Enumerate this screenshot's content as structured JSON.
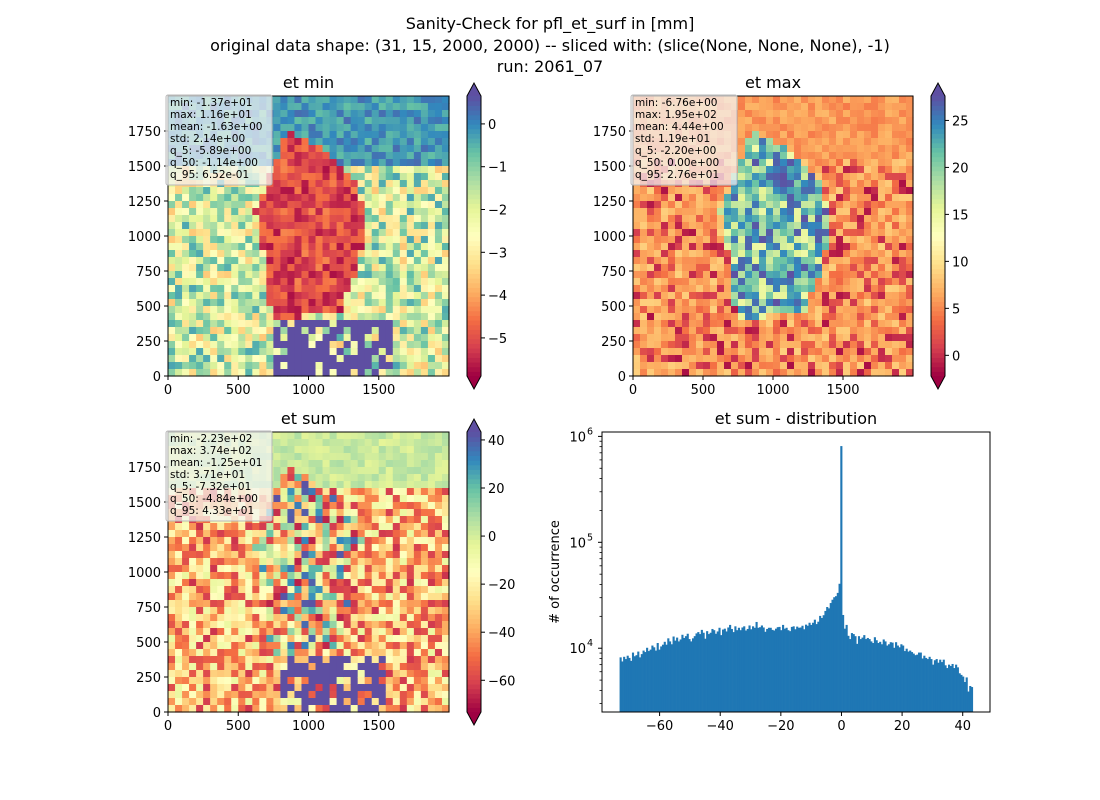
{
  "figure": {
    "title_lines": [
      "Sanity-Check for pfl_et_surf in [mm]",
      "original data shape: (31, 15, 2000, 2000) -- sliced with: (slice(None, None, None), -1)",
      "run: 2061_07"
    ]
  },
  "colors": {
    "bar": "#1f77b4",
    "spectral": [
      "#9e0142",
      "#d53e4f",
      "#f46d43",
      "#fdae61",
      "#fee08b",
      "#ffffbf",
      "#e6f598",
      "#abdda4",
      "#66c2a5",
      "#3288bd",
      "#5e4fa2"
    ]
  },
  "icons": {
    "colorbar_extend": "triangle-arrow"
  },
  "chart_data": [
    {
      "type": "heatmap",
      "title": "et min",
      "xlim": [
        0,
        2000
      ],
      "ylim": [
        0,
        2000
      ],
      "xticks": [
        0,
        500,
        1000,
        1500
      ],
      "yticks": [
        0,
        250,
        500,
        750,
        1000,
        1250,
        1500,
        1750
      ],
      "colorbar": {
        "vmin": -5.89,
        "vmax": 0.652,
        "ticks": [
          0,
          -1,
          -2,
          -3,
          -4,
          -5
        ],
        "cmap": "Spectral",
        "extend": "both"
      },
      "stats_box": [
        "min: -1.37e+01",
        "max: 1.16e+01",
        "mean: -1.63e+00",
        "std: 2.14e+00",
        "q_5: -5.89e+00",
        "q_50: -1.14e+00",
        "q_95: 6.52e-01"
      ]
    },
    {
      "type": "heatmap",
      "title": "et max",
      "xlim": [
        0,
        2000
      ],
      "ylim": [
        0,
        2000
      ],
      "xticks": [
        0,
        500,
        1000,
        1500
      ],
      "yticks": [
        0,
        250,
        500,
        750,
        1000,
        1250,
        1500,
        1750
      ],
      "colorbar": {
        "vmin": -2.2,
        "vmax": 27.6,
        "ticks": [
          25,
          20,
          15,
          10,
          5,
          0
        ],
        "cmap": "Spectral",
        "extend": "both"
      },
      "stats_box": [
        "min: -6.76e+00",
        "max: 1.95e+02",
        "mean: 4.44e+00",
        "std: 1.19e+01",
        "q_5: -2.20e+00",
        "q_50: 0.00e+00",
        "q_95: 2.76e+01"
      ]
    },
    {
      "type": "heatmap",
      "title": "et sum",
      "xlim": [
        0,
        2000
      ],
      "ylim": [
        0,
        2000
      ],
      "xticks": [
        0,
        500,
        1000,
        1500
      ],
      "yticks": [
        0,
        250,
        500,
        750,
        1000,
        1250,
        1500,
        1750
      ],
      "colorbar": {
        "vmin": -73.2,
        "vmax": 43.3,
        "ticks": [
          40,
          20,
          0,
          -20,
          -40,
          -60
        ],
        "cmap": "Spectral",
        "extend": "both"
      },
      "stats_box": [
        "min: -2.23e+02",
        "max: 3.74e+02",
        "mean: -1.25e+01",
        "std: 3.71e+01",
        "q_5: -7.32e+01",
        "q_50: -4.84e+00",
        "q_95: 4.33e+01"
      ]
    },
    {
      "type": "bar",
      "title": "et sum - distribution",
      "ylabel": "# of occurrence",
      "yscale": "log",
      "xlim": [
        -79,
        49
      ],
      "ylim": [
        2500,
        1100000
      ],
      "xticks": [
        -60,
        -40,
        -20,
        0,
        20,
        40
      ],
      "xtick_labels": [
        "−60",
        "−40",
        "−20",
        "0",
        "20",
        "40"
      ],
      "yticks": [
        {
          "base": "10",
          "exp": "4",
          "value": 10000
        },
        {
          "base": "10",
          "exp": "5",
          "value": 100000
        },
        {
          "base": "10",
          "exp": "6",
          "value": 1000000
        }
      ],
      "bin_range": [
        -73.2,
        43.3
      ],
      "bin_count": 200,
      "values": [
        8200,
        7500,
        8300,
        7900,
        8500,
        8100,
        7600,
        9100,
        8400,
        8600,
        9300,
        8200,
        8800,
        9500,
        9200,
        10100,
        9400,
        9700,
        10600,
        10200,
        9500,
        11200,
        9700,
        10400,
        10800,
        11500,
        10800,
        12400,
        11600,
        10900,
        12900,
        11800,
        12600,
        11600,
        12100,
        13400,
        12500,
        13000,
        13700,
        12200,
        11600,
        12400,
        13000,
        13800,
        14200,
        13600,
        14900,
        14000,
        12300,
        14500,
        13600,
        14000,
        15200,
        14800,
        13700,
        14400,
        15600,
        13300,
        15000,
        15300,
        14400,
        15700,
        16600,
        15200,
        14200,
        16100,
        14800,
        15600,
        14800,
        15700,
        16100,
        14700,
        15200,
        16400,
        15100,
        16100,
        15600,
        17700,
        15600,
        15800,
        16400,
        15700,
        14300,
        15200,
        15600,
        15600,
        14900,
        14700,
        15300,
        15800,
        15900,
        14800,
        16600,
        15300,
        15600,
        14800,
        14500,
        15900,
        16100,
        15100,
        16000,
        15600,
        15700,
        16300,
        15100,
        16700,
        16300,
        17400,
        16600,
        17400,
        18600,
        16900,
        17800,
        20200,
        19300,
        20500,
        22500,
        24500,
        23800,
        26700,
        28700,
        30300,
        31000,
        33300,
        40600,
        810000,
        20600,
        15300,
        16600,
        13100,
        12200,
        13900,
        13600,
        13000,
        11000,
        13000,
        12200,
        12600,
        13300,
        12200,
        12500,
        12200,
        11600,
        11200,
        12700,
        11900,
        11200,
        11500,
        10900,
        12100,
        11600,
        10600,
        10900,
        11400,
        11300,
        10100,
        11400,
        10600,
        10200,
        10900,
        10600,
        9400,
        9900,
        9300,
        9500,
        9200,
        8900,
        8600,
        8700,
        9100,
        9100,
        8000,
        8500,
        8100,
        7900,
        8300,
        7900,
        7000,
        7700,
        7900,
        7300,
        7800,
        7400,
        7800,
        6900,
        6500,
        7000,
        6800,
        7100,
        6500,
        7000,
        6600,
        5800,
        5600,
        5400,
        4800,
        5300,
        3900,
        4400,
        4300
      ]
    }
  ]
}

=-=-=-=-=

• [Exercise prompt] Pictures are excluded; repeat every record exactly.

• [Task answer]
Enumerate this screenshot's content as structured JSON.
{
  "figure": {
    "title_lines": [
      "Sanity-Check for pfl_et_surf in [mm]",
      "original data shape: (31, 15, 2000, 2000) -- sliced with: (slice(None, None, None), -1)",
      "run: 2061_07"
    ]
  },
  "colors": {
    "bar": "#1f77b4",
    "spectral": [
      "#9e0142",
      "#d53e4f",
      "#f46d43",
      "#fdae61",
      "#fee08b",
      "#ffffbf",
      "#e6f598",
      "#abdda4",
      "#66c2a5",
      "#3288bd",
      "#5e4fa2"
    ]
  },
  "icons": {
    "colorbar_extend": "triangle-arrow"
  },
  "chart_data": [
    {
      "type": "heatmap",
      "title": "et min",
      "xlim": [
        0,
        2000
      ],
      "ylim": [
        0,
        2000
      ],
      "xticks": [
        0,
        500,
        1000,
        1500
      ],
      "yticks": [
        0,
        250,
        500,
        750,
        1000,
        1250,
        1500,
        1750
      ],
      "colorbar": {
        "vmin": -5.89,
        "vmax": 0.652,
        "ticks": [
          0,
          -1,
          -2,
          -3,
          -4,
          -5
        ],
        "cmap": "Spectral",
        "extend": "both"
      },
      "stats_box": [
        "min: -1.37e+01",
        "max: 1.16e+01",
        "mean: -1.63e+00",
        "std: 2.14e+00",
        "q_5: -5.89e+00",
        "q_50: -1.14e+00",
        "q_95: 6.52e-01"
      ]
    },
    {
      "type": "heatmap",
      "title": "et max",
      "xlim": [
        0,
        2000
      ],
      "ylim": [
        0,
        2000
      ],
      "xticks": [
        0,
        500,
        1000,
        1500
      ],
      "yticks": [
        0,
        250,
        500,
        750,
        1000,
        1250,
        1500,
        1750
      ],
      "colorbar": {
        "vmin": -2.2,
        "vmax": 27.6,
        "ticks": [
          25,
          20,
          15,
          10,
          5,
          0
        ],
        "cmap": "Spectral",
        "extend": "both"
      },
      "stats_box": [
        "min: -6.76e+00",
        "max: 1.95e+02",
        "mean: 4.44e+00",
        "std: 1.19e+01",
        "q_5: -2.20e+00",
        "q_50: 0.00e+00",
        "q_95: 2.76e+01"
      ]
    },
    {
      "type": "heatmap",
      "title": "et sum",
      "xlim": [
        0,
        2000
      ],
      "ylim": [
        0,
        2000
      ],
      "xticks": [
        0,
        500,
        1000,
        1500
      ],
      "yticks": [
        0,
        250,
        500,
        750,
        1000,
        1250,
        1500,
        1750
      ],
      "colorbar": {
        "vmin": -73.2,
        "vmax": 43.3,
        "ticks": [
          40,
          20,
          0,
          -20,
          -40,
          -60
        ],
        "cmap": "Spectral",
        "extend": "both"
      },
      "stats_box": [
        "min: -2.23e+02",
        "max: 3.74e+02",
        "mean: -1.25e+01",
        "std: 3.71e+01",
        "q_5: -7.32e+01",
        "q_50: -4.84e+00",
        "q_95: 4.33e+01"
      ]
    },
    {
      "type": "bar",
      "title": "et sum - distribution",
      "ylabel": "# of occurrence",
      "yscale": "log",
      "xlim": [
        -79,
        49
      ],
      "ylim": [
        2500,
        1100000
      ],
      "xticks": [
        -60,
        -40,
        -20,
        0,
        20,
        40
      ],
      "xtick_labels": [
        "−60",
        "−40",
        "−20",
        "0",
        "20",
        "40"
      ],
      "yticks": [
        {
          "base": "10",
          "exp": "4",
          "value": 10000
        },
        {
          "base": "10",
          "exp": "5",
          "value": 100000
        },
        {
          "base": "10",
          "exp": "6",
          "value": 1000000
        }
      ],
      "bin_range": [
        -73.2,
        43.3
      ],
      "bin_count": 200,
      "values": [
        8200,
        7500,
        8300,
        7900,
        8500,
        8100,
        7600,
        9100,
        8400,
        8600,
        9300,
        8200,
        8800,
        9500,
        9200,
        10100,
        9400,
        9700,
        10600,
        10200,
        9500,
        11200,
        9700,
        10400,
        10800,
        11500,
        10800,
        12400,
        11600,
        10900,
        12900,
        11800,
        12600,
        11600,
        12100,
        13400,
        12500,
        13000,
        13700,
        12200,
        11600,
        12400,
        13000,
        13800,
        14200,
        13600,
        14900,
        14000,
        12300,
        14500,
        13600,
        14000,
        15200,
        14800,
        13700,
        14400,
        15600,
        13300,
        15000,
        15300,
        14400,
        15700,
        16600,
        15200,
        14200,
        16100,
        14800,
        15600,
        14800,
        15700,
        16100,
        14700,
        15200,
        16400,
        15100,
        16100,
        15600,
        17700,
        15600,
        15800,
        16400,
        15700,
        14300,
        15200,
        15600,
        15600,
        14900,
        14700,
        15300,
        15800,
        15900,
        14800,
        16600,
        15300,
        15600,
        14800,
        14500,
        15900,
        16100,
        15100,
        16000,
        15600,
        15700,
        16300,
        15100,
        16700,
        16300,
        17400,
        16600,
        17400,
        18600,
        16900,
        17800,
        20200,
        19300,
        20500,
        22500,
        24500,
        23800,
        26700,
        28700,
        30300,
        31000,
        33300,
        40600,
        810000,
        20600,
        15300,
        16600,
        13100,
        12200,
        13900,
        13600,
        13000,
        11000,
        13000,
        12200,
        12600,
        13300,
        12200,
        12500,
        12200,
        11600,
        11200,
        12700,
        11900,
        11200,
        11500,
        10900,
        12100,
        11600,
        10600,
        10900,
        11400,
        11300,
        10100,
        11400,
        10600,
        10200,
        10900,
        10600,
        9400,
        9900,
        9300,
        9500,
        9200,
        8900,
        8600,
        8700,
        9100,
        9100,
        8000,
        8500,
        8100,
        7900,
        8300,
        7900,
        7000,
        7700,
        7900,
        7300,
        7800,
        7400,
        7800,
        6900,
        6500,
        7000,
        6800,
        7100,
        6500,
        7000,
        6600,
        5800,
        5600,
        5400,
        4800,
        5300,
        3900,
        4400,
        4300
      ]
    }
  ]
}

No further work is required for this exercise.